» Exercise data
= = = = =
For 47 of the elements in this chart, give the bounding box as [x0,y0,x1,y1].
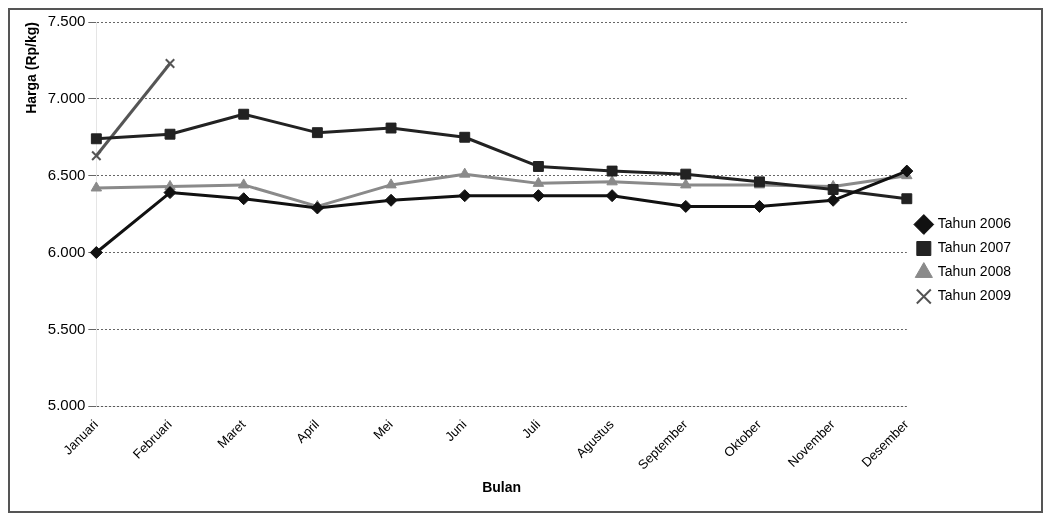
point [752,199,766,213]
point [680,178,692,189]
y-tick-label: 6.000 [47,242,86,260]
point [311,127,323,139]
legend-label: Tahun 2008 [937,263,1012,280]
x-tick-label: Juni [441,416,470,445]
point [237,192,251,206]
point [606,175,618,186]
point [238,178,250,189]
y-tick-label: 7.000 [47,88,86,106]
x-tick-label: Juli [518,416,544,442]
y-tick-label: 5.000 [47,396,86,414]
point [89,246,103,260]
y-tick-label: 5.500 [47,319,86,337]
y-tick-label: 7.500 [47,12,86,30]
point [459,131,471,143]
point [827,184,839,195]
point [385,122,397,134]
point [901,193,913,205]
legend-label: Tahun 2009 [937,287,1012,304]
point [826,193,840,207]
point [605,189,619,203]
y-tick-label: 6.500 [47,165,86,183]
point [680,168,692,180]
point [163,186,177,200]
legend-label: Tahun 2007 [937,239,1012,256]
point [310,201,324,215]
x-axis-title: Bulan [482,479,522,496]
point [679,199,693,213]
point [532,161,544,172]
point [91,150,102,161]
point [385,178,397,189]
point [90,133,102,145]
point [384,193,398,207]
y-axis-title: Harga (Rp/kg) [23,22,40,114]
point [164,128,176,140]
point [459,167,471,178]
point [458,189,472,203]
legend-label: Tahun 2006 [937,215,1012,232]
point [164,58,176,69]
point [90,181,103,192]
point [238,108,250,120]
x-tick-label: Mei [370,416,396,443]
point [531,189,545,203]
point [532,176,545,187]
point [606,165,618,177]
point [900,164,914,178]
= = = = =
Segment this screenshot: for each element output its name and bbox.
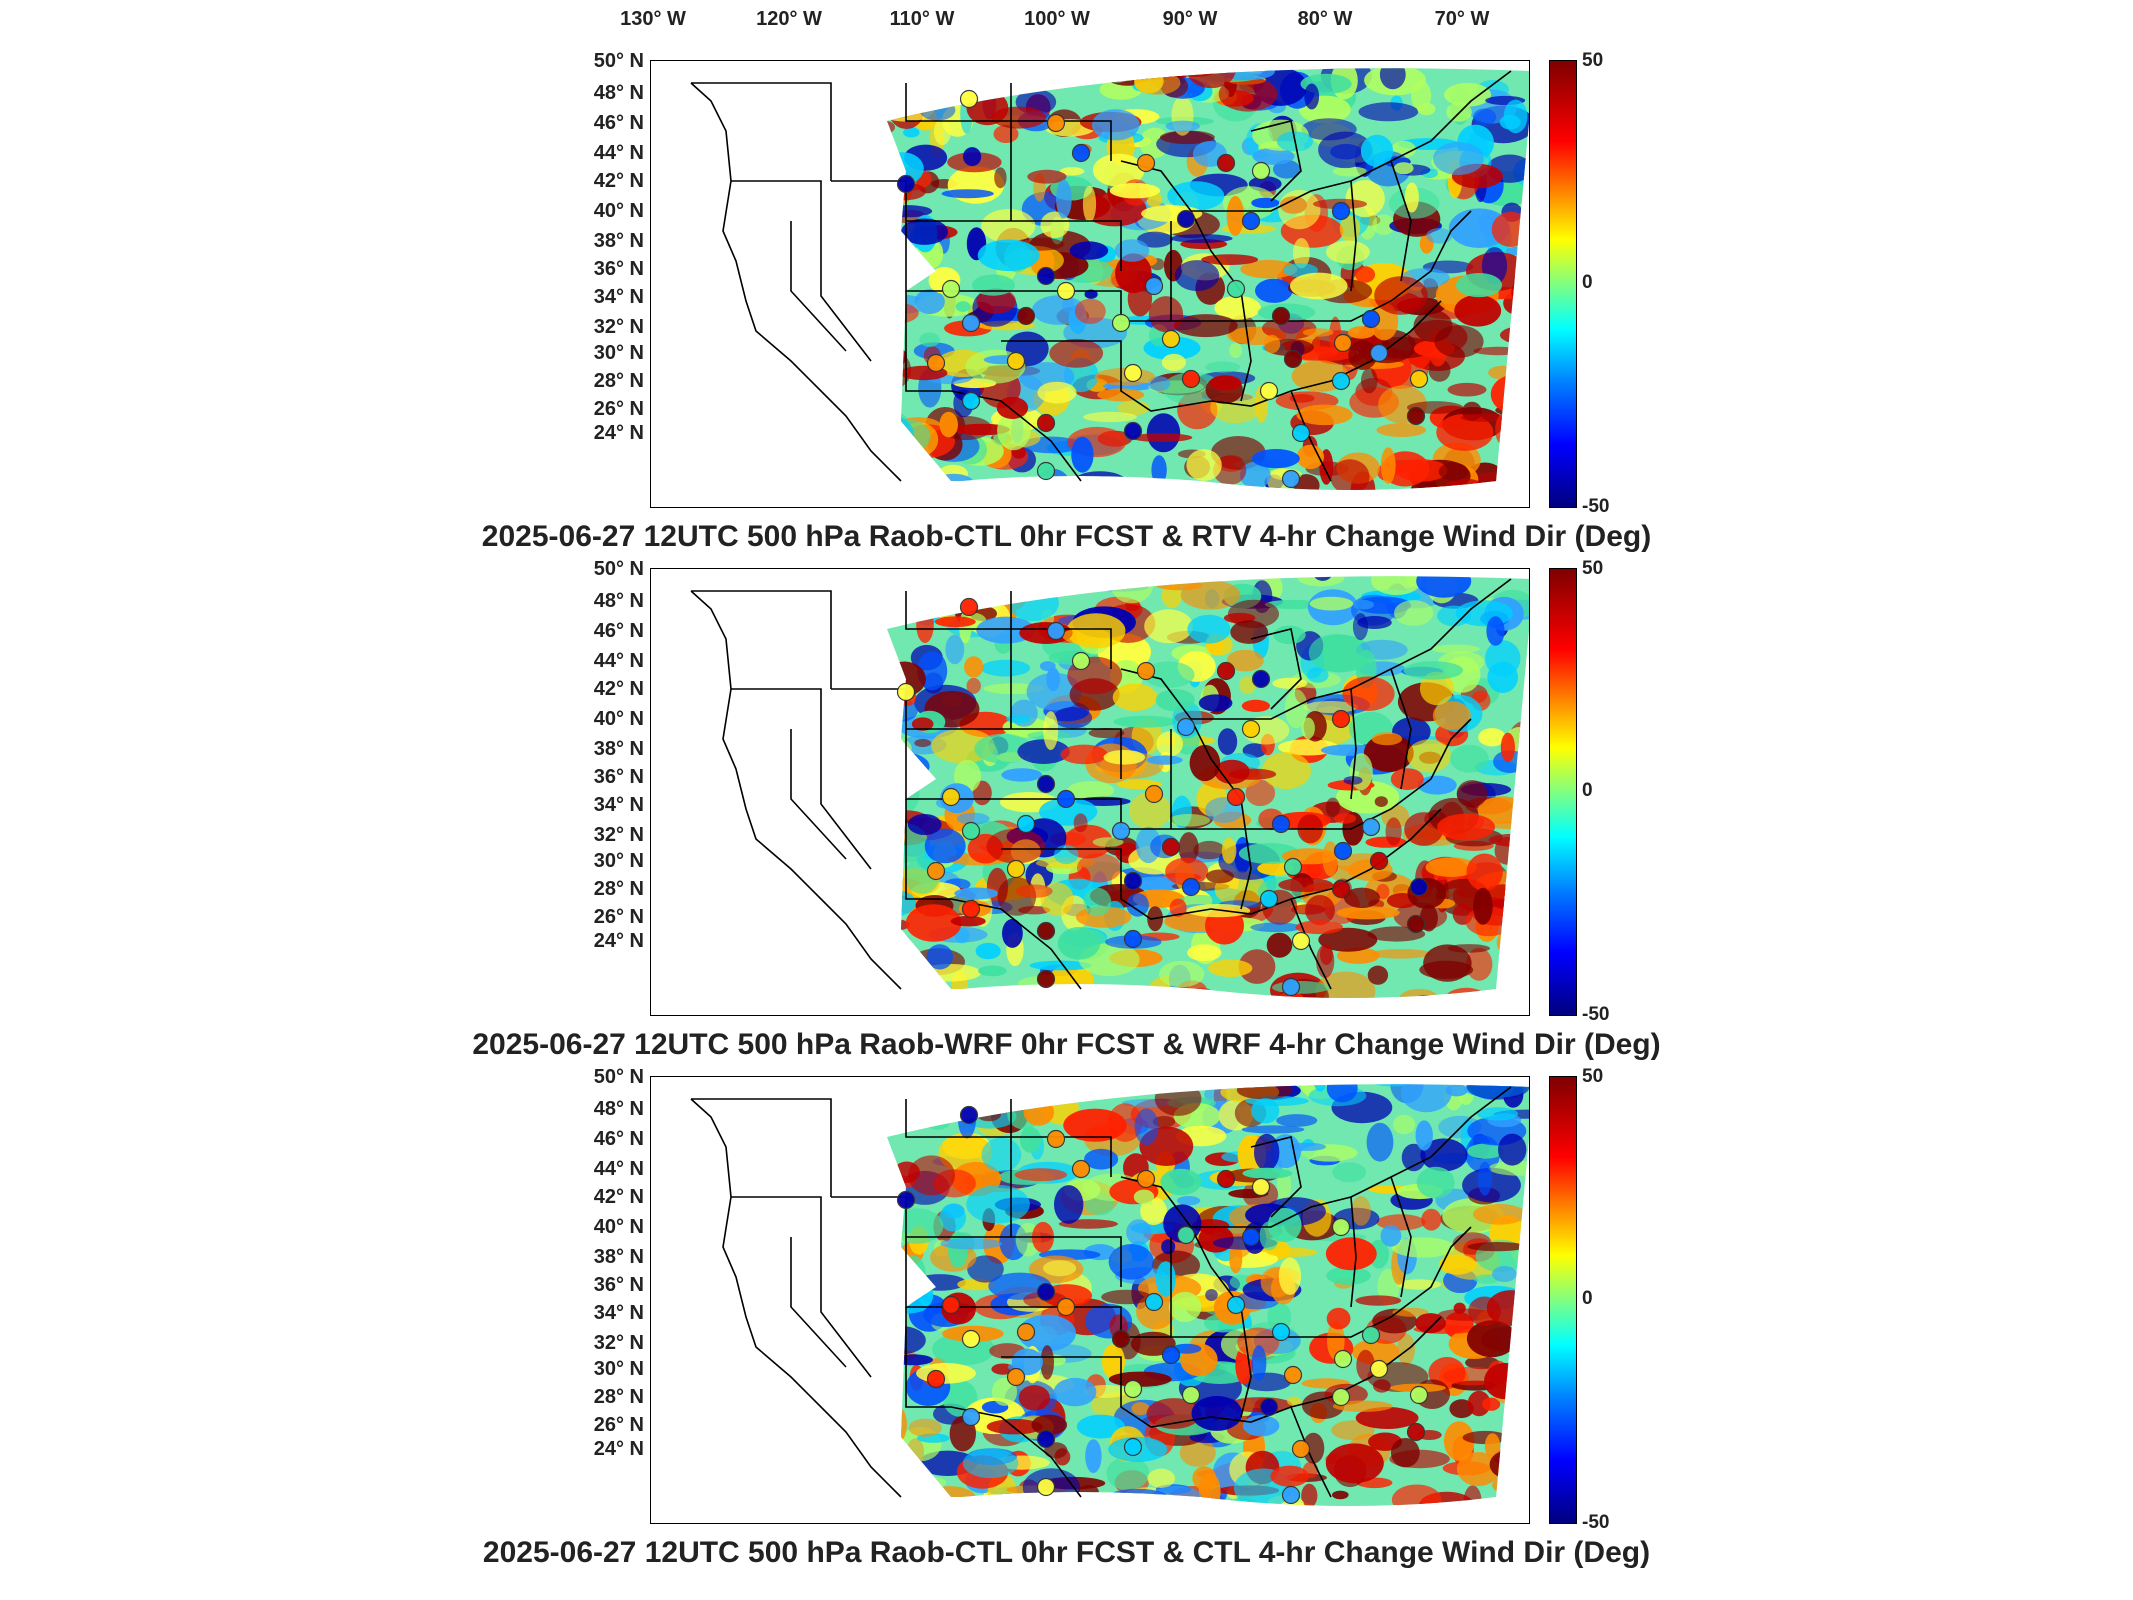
= = = = =
» Exercise
Copy the records from the line that contains "For 47 of the" through the line that contains "point [606,175,618,186]", including both of those lines, and leave out the pictures.

» Task response
For 47 of the elements in this chart, give the bounding box as [x0,y0,x1,y1].
point [752,199,766,213]
point [680,178,692,189]
y-tick-label: 6.000 [47,242,86,260]
point [311,127,323,139]
legend-label: Tahun 2008 [937,263,1012,280]
x-tick-label: Juni [441,416,470,445]
point [237,192,251,206]
point [606,175,618,186]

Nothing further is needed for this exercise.